THE RECORDS:
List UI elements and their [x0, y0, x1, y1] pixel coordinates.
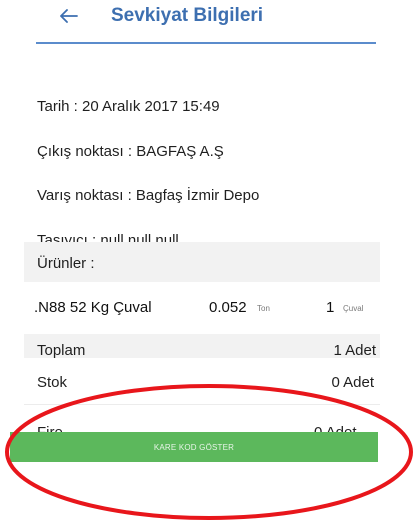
- destination-row: Varış noktası : Bagfaş İzmir Depo: [37, 187, 260, 204]
- product-name: .N88 52 Kg Çuval: [34, 299, 152, 316]
- product-item: .N88 52 Kg Çuval 0.052 Ton 1 Çuval: [24, 282, 380, 334]
- total-label: Toplam: [37, 342, 86, 359]
- total-value: 1 Adet: [333, 342, 376, 359]
- stock-value: 0 Adet: [331, 374, 374, 391]
- app-header: Sevkiyat Bilgileri: [0, 0, 419, 44]
- date-row: Tarih : 20 Aralık 2017 15:49: [37, 98, 220, 115]
- arrow-left-icon: [60, 9, 78, 23]
- product-quantity-unit: Çuval: [343, 304, 364, 313]
- back-button[interactable]: [56, 3, 82, 29]
- origin-row: Çıkış noktası : BAGFAŞ A.Ş: [37, 143, 224, 160]
- stock-row: Stok 0 Adet: [24, 358, 380, 405]
- product-weight: 0.052: [209, 299, 247, 316]
- products-label: Ürünler :: [37, 255, 95, 272]
- products-section: Ürünler : .N88 52 Kg Çuval 0.052 Ton 1 Ç…: [24, 242, 380, 366]
- stock-label: Stok: [37, 374, 68, 391]
- header-divider: [36, 42, 376, 44]
- product-quantity: 1: [326, 299, 335, 316]
- page-title: Sevkiyat Bilgileri: [111, 5, 264, 26]
- show-qr-code-button[interactable]: KARE KOD GÖSTER: [10, 432, 378, 462]
- product-weight-unit: Ton: [257, 304, 270, 313]
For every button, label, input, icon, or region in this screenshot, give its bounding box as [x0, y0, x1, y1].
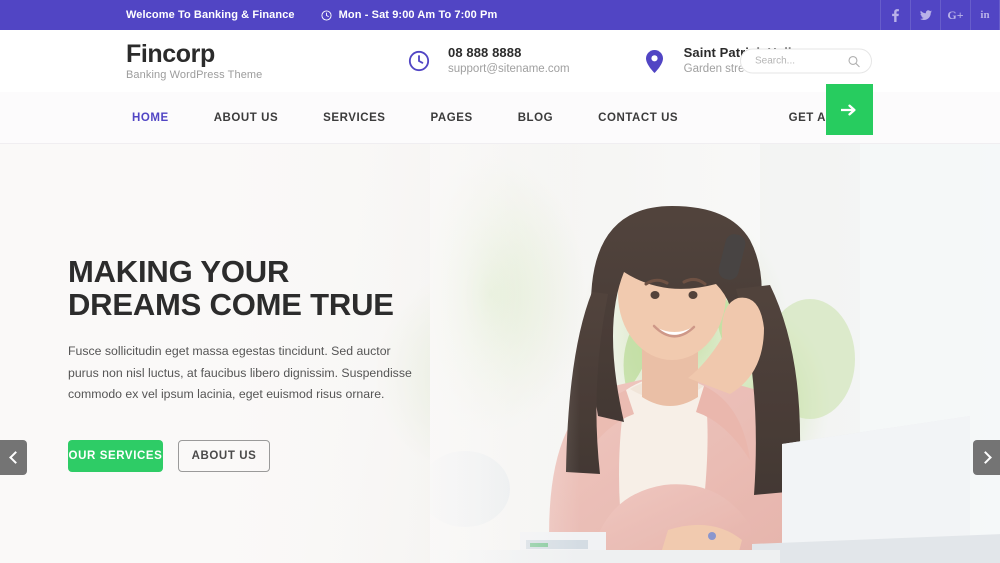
- clock-icon: [406, 50, 432, 72]
- site-header: Fincorp Banking WordPress Theme 08 888 8…: [0, 30, 1000, 92]
- google-plus-label: G+: [947, 7, 964, 22]
- logo[interactable]: Fincorp Banking WordPress Theme: [126, 39, 406, 82]
- search-box[interactable]: [740, 48, 872, 74]
- hero-slider: MAKING YOUR DREAMS COME TRUE Fusce solli…: [0, 144, 1000, 563]
- slider-prev-button[interactable]: [0, 440, 27, 475]
- twitter-icon[interactable]: [910, 0, 940, 30]
- page-root: Welcome To Banking & Finance Mon - Sat 9…: [0, 0, 1000, 563]
- hero-title-line-1: MAKING YOUR: [68, 254, 290, 289]
- search-icon[interactable]: [848, 55, 860, 67]
- hero-buttons: OUR SERVICES ABOUT US: [68, 440, 438, 473]
- contact-phone-text: 08 888 8888 support@sitename.com: [448, 44, 570, 77]
- map-pin-icon: [642, 49, 668, 73]
- chevron-left-icon: [8, 451, 22, 464]
- slider-next-button[interactable]: [973, 440, 1000, 475]
- email-address: support@sitename.com: [448, 63, 570, 76]
- linkedin-icon[interactable]: in: [970, 0, 1000, 30]
- google-plus-icon[interactable]: G+: [940, 0, 970, 30]
- top-bar-left: Welcome To Banking & Finance Mon - Sat 9…: [126, 9, 497, 21]
- our-services-button[interactable]: OUR SERVICES: [68, 440, 163, 473]
- brand-tagline: Banking WordPress Theme: [126, 69, 263, 82]
- about-us-button[interactable]: ABOUT US: [178, 440, 270, 473]
- nav-item-pages[interactable]: PAGES: [431, 112, 473, 124]
- nav-item-blog[interactable]: BLOG: [518, 112, 553, 124]
- welcome-message: Welcome To Banking & Finance: [126, 9, 295, 21]
- quote-arrow-button[interactable]: [826, 84, 873, 135]
- nav-item-home[interactable]: HOME: [132, 112, 169, 124]
- search-input[interactable]: [741, 55, 841, 67]
- hero-description: Fusce sollicitudin eget massa egestas ti…: [68, 343, 412, 402]
- top-bar: Welcome To Banking & Finance Mon - Sat 9…: [0, 0, 1000, 30]
- chevron-right-icon: [978, 451, 992, 464]
- nav-list: HOME ABOUT US SERVICES PAGES BLOG CONTAC…: [132, 112, 723, 124]
- nav-item-services[interactable]: SERVICES: [323, 112, 385, 124]
- linkedin-label: in: [980, 9, 990, 21]
- hero-content: MAKING YOUR DREAMS COME TRUE Fusce solli…: [68, 254, 438, 473]
- hero-title: MAKING YOUR DREAMS COME TRUE: [68, 254, 438, 322]
- contact-phone-block: 08 888 8888 support@sitename.com: [406, 44, 570, 77]
- social-links: G+ in: [880, 0, 1000, 30]
- hero-title-line-2: DREAMS COME TRUE: [68, 286, 394, 322]
- nav-item-about-us[interactable]: ABOUT US: [214, 112, 278, 124]
- facebook-icon[interactable]: [880, 0, 910, 30]
- clock-icon: [321, 9, 332, 21]
- business-hours-text: Mon - Sat 9:00 Am To 7:00 Pm: [338, 9, 498, 21]
- brand-name: Fincorp: [126, 39, 215, 68]
- main-navigation: HOME ABOUT US SERVICES PAGES BLOG CONTAC…: [0, 84, 1000, 144]
- business-hours: Mon - Sat 9:00 Am To 7:00 Pm: [321, 9, 498, 21]
- phone-number: 08 888 8888: [448, 45, 522, 61]
- arrow-right-icon: [841, 104, 856, 115]
- nav-item-contact-us[interactable]: CONTACT US: [598, 112, 678, 124]
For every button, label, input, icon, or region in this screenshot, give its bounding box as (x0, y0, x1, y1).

OBJECTIVE: Copy the part that opens with the line containing "- clock-icon: [406, 50, 432, 72]" and closes with the line containing "- twitter-icon[interactable]: [910, 0, 940, 30]", swapping "WordPress" for "Joomla" and leaving everything else the same.

THE ANSWER:
- clock-icon: [406, 50, 432, 72]
- site-header: Fincorp Banking Joomla Theme 08 888 8…: [0, 30, 1000, 92]
- google-plus-label: G+: [947, 7, 964, 22]
- logo[interactable]: Fincorp Banking Joomla Theme: [126, 39, 406, 82]
- search-box[interactable]: [740, 48, 872, 74]
- hero-slider: MAKING YOUR DREAMS COME TRUE Fusce solli…: [0, 144, 1000, 563]
- slider-prev-button[interactable]: [0, 440, 27, 475]
- twitter-icon[interactable]: [910, 0, 940, 30]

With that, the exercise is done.